WHAT TO WORK ON
Below is a block of data; give all of it again word for word.

━━━━━━

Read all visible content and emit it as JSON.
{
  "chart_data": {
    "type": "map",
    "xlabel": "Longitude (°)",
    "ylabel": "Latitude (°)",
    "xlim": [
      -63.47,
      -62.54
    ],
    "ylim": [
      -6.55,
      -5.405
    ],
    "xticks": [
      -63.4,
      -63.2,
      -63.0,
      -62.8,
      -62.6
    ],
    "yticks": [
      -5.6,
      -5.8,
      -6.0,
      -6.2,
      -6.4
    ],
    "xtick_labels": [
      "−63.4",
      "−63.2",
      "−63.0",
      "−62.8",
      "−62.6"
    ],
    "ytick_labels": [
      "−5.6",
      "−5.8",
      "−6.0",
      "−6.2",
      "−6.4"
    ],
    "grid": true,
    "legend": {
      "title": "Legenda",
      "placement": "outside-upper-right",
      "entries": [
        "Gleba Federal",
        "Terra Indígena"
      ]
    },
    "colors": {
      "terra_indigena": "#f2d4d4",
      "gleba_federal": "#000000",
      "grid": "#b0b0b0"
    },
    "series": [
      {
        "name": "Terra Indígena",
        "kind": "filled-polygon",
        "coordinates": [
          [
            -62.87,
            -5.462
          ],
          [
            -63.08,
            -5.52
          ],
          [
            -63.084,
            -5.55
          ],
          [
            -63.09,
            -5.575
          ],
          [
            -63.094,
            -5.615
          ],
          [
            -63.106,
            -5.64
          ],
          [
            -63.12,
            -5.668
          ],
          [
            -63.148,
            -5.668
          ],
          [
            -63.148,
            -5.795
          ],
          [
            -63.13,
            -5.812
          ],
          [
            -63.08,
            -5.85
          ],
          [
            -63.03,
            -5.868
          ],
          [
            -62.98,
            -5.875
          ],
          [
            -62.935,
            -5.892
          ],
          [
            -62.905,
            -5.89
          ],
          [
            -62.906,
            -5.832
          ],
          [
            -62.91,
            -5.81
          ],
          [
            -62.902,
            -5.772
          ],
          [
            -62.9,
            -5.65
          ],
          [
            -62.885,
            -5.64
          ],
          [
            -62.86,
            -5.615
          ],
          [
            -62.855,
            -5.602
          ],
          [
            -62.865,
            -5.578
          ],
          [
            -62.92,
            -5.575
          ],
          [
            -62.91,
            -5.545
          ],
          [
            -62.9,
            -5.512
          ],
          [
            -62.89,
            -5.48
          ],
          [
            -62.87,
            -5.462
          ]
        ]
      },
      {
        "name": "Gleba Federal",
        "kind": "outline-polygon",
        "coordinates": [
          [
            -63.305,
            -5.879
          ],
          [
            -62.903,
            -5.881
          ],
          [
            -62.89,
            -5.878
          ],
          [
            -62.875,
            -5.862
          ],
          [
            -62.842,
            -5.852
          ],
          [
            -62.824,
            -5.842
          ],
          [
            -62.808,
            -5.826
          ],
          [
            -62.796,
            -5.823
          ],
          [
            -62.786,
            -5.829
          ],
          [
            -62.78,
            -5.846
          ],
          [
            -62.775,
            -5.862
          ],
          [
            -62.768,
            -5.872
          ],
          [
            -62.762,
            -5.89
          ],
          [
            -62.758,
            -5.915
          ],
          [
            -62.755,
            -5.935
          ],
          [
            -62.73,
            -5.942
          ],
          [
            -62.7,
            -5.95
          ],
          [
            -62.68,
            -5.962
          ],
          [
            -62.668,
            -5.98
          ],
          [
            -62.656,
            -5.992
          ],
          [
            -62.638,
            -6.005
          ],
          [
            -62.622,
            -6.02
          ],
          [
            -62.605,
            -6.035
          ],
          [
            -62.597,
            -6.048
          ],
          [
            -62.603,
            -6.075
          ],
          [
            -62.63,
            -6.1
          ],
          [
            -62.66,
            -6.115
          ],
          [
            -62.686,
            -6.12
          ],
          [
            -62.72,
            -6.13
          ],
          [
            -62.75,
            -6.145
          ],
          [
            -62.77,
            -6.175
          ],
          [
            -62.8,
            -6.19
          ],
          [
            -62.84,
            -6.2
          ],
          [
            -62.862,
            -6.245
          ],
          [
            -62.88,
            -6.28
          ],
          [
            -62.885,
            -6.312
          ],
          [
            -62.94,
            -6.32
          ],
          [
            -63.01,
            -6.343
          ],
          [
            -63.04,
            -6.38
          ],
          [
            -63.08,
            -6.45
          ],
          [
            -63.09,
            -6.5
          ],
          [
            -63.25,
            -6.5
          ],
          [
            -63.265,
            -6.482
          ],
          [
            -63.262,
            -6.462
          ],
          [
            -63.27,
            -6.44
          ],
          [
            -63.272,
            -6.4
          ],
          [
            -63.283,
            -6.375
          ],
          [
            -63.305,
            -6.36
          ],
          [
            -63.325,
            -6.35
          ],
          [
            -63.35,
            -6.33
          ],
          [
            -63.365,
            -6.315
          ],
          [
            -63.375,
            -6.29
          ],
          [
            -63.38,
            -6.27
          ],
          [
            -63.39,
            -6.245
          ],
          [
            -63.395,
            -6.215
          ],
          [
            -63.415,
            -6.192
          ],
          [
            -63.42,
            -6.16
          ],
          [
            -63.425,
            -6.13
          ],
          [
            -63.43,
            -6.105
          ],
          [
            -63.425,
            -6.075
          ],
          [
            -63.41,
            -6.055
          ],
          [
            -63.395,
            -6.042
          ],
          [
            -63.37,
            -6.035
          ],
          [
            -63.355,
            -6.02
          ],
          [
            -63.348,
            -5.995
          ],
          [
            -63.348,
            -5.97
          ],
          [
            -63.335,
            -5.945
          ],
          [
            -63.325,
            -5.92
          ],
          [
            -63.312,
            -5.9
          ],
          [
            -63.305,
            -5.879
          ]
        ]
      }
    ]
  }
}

━━━━━━

TASK RESPONSE
Read all visible content and emit it as JSON.
{
  "chart_data": {
    "type": "map",
    "xlabel": "Longitude (°)",
    "ylabel": "Latitude (°)",
    "xlim": [
      -63.47,
      -62.54
    ],
    "ylim": [
      -6.55,
      -5.405
    ],
    "xticks": [
      -63.4,
      -63.2,
      -63.0,
      -62.8,
      -62.6
    ],
    "yticks": [
      -5.6,
      -5.8,
      -6.0,
      -6.2,
      -6.4
    ],
    "xtick_labels": [
      "−63.4",
      "−63.2",
      "−63.0",
      "−62.8",
      "−62.6"
    ],
    "ytick_labels": [
      "−5.6",
      "−5.8",
      "−6.0",
      "−6.2",
      "−6.4"
    ],
    "grid": true,
    "legend": {
      "title": "Legenda",
      "placement": "outside-upper-right",
      "entries": [
        "Gleba Federal",
        "Terra Indígena"
      ]
    },
    "colors": {
      "terra_indigena": "#f2d4d4",
      "gleba_federal": "#000000",
      "grid": "#b0b0b0"
    },
    "series": [
      {
        "name": "Terra Indígena",
        "kind": "filled-polygon",
        "coordinates": [
          [
            -62.87,
            -5.462
          ],
          [
            -63.08,
            -5.52
          ],
          [
            -63.084,
            -5.55
          ],
          [
            -63.09,
            -5.575
          ],
          [
            -63.094,
            -5.615
          ],
          [
            -63.106,
            -5.64
          ],
          [
            -63.12,
            -5.668
          ],
          [
            -63.148,
            -5.668
          ],
          [
            -63.148,
            -5.795
          ],
          [
            -63.13,
            -5.812
          ],
          [
            -63.08,
            -5.85
          ],
          [
            -63.03,
            -5.868
          ],
          [
            -62.98,
            -5.875
          ],
          [
            -62.935,
            -5.892
          ],
          [
            -62.905,
            -5.89
          ],
          [
            -62.906,
            -5.832
          ],
          [
            -62.91,
            -5.81
          ],
          [
            -62.902,
            -5.772
          ],
          [
            -62.9,
            -5.65
          ],
          [
            -62.885,
            -5.64
          ],
          [
            -62.86,
            -5.615
          ],
          [
            -62.855,
            -5.602
          ],
          [
            -62.865,
            -5.578
          ],
          [
            -62.92,
            -5.575
          ],
          [
            -62.91,
            -5.545
          ],
          [
            -62.9,
            -5.512
          ],
          [
            -62.89,
            -5.48
          ],
          [
            -62.87,
            -5.462
          ]
        ]
      },
      {
        "name": "Gleba Federal",
        "kind": "outline-polygon",
        "coordinates": [
          [
            -63.305,
            -5.879
          ],
          [
            -62.903,
            -5.881
          ],
          [
            -62.89,
            -5.878
          ],
          [
            -62.875,
            -5.862
          ],
          [
            -62.842,
            -5.852
          ],
          [
            -62.824,
            -5.842
          ],
          [
            -62.808,
            -5.826
          ],
          [
            -62.796,
            -5.823
          ],
          [
            -62.786,
            -5.829
          ],
          [
            -62.78,
            -5.846
          ],
          [
            -62.775,
            -5.862
          ],
          [
            -62.768,
            -5.872
          ],
          [
            -62.762,
            -5.89
          ],
          [
            -62.758,
            -5.915
          ],
          [
            -62.755,
            -5.935
          ],
          [
            -62.73,
            -5.942
          ],
          [
            -62.7,
            -5.95
          ],
          [
            -62.68,
            -5.962
          ],
          [
            -62.668,
            -5.98
          ],
          [
            -62.656,
            -5.992
          ],
          [
            -62.638,
            -6.005
          ],
          [
            -62.622,
            -6.02
          ],
          [
            -62.605,
            -6.035
          ],
          [
            -62.597,
            -6.048
          ],
          [
            -62.603,
            -6.075
          ],
          [
            -62.63,
            -6.1
          ],
          [
            -62.66,
            -6.115
          ],
          [
            -62.686,
            -6.12
          ],
          [
            -62.72,
            -6.13
          ],
          [
            -62.75,
            -6.145
          ],
          [
            -62.77,
            -6.175
          ],
          [
            -62.8,
            -6.19
          ],
          [
            -62.84,
            -6.2
          ],
          [
            -62.862,
            -6.245
          ],
          [
            -62.88,
            -6.28
          ],
          [
            -62.885,
            -6.312
          ],
          [
            -62.94,
            -6.32
          ],
          [
            -63.01,
            -6.343
          ],
          [
            -63.04,
            -6.38
          ],
          [
            -63.08,
            -6.45
          ],
          [
            -63.09,
            -6.5
          ],
          [
            -63.25,
            -6.5
          ],
          [
            -63.265,
            -6.482
          ],
          [
            -63.262,
            -6.462
          ],
          [
            -63.27,
            -6.44
          ],
          [
            -63.272,
            -6.4
          ],
          [
            -63.283,
            -6.375
          ],
          [
            -63.305,
            -6.36
          ],
          [
            -63.325,
            -6.35
          ],
          [
            -63.35,
            -6.33
          ],
          [
            -63.365,
            -6.315
          ],
          [
            -63.375,
            -6.29
          ],
          [
            -63.38,
            -6.27
          ],
          [
            -63.39,
            -6.245
          ],
          [
            -63.395,
            -6.215
          ],
          [
            -63.415,
            -6.192
          ],
          [
            -63.42,
            -6.16
          ],
          [
            -63.425,
            -6.13
          ],
          [
            -63.43,
            -6.105
          ],
          [
            -63.425,
            -6.075
          ],
          [
            -63.41,
            -6.055
          ],
          [
            -63.395,
            -6.042
          ],
          [
            -63.37,
            -6.035
          ],
          [
            -63.355,
            -6.02
          ],
          [
            -63.348,
            -5.995
          ],
          [
            -63.348,
            -5.97
          ],
          [
            -63.335,
            -5.945
          ],
          [
            -63.325,
            -5.92
          ],
          [
            -63.312,
            -5.9
          ],
          [
            -63.305,
            -5.879
          ]
        ]
      }
    ]
  }
}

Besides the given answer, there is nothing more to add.